WRITTEN PROBLEM >>
Search the records that follow and extract every line containing the string "опрос".

(Dataset entries)
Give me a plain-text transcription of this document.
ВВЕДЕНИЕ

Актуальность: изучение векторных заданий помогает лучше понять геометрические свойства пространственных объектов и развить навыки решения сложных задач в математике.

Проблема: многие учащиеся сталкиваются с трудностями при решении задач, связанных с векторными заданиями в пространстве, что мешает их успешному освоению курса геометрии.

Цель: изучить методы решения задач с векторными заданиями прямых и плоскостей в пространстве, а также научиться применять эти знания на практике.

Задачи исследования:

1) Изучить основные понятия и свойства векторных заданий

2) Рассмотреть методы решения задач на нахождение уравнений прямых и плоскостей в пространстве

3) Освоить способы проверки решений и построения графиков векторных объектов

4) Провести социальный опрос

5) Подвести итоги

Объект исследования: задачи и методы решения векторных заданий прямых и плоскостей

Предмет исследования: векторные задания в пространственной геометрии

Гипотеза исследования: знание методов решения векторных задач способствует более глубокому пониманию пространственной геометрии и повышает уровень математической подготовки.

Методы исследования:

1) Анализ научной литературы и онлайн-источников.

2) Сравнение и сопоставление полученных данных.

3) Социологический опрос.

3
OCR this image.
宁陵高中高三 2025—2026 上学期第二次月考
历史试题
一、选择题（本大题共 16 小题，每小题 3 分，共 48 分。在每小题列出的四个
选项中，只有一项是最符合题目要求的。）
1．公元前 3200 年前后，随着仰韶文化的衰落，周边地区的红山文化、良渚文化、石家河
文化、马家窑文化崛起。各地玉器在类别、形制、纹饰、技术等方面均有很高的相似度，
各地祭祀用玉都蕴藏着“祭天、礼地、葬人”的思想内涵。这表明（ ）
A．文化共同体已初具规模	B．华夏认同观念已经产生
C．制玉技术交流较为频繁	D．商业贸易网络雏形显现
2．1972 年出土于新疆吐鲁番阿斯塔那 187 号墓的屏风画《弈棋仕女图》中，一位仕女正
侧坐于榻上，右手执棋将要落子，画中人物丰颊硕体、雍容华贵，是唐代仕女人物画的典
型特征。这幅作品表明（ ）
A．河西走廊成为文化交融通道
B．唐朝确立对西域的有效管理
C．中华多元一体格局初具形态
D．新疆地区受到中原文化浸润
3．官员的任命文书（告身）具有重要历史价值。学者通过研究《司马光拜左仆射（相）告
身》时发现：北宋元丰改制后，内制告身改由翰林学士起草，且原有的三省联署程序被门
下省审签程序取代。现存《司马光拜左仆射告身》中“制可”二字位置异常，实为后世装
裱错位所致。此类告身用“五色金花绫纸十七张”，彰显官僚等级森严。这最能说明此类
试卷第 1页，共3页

THE COMPLETED TASK >>
4) Провести социальный опрос
3) Социологический опрос.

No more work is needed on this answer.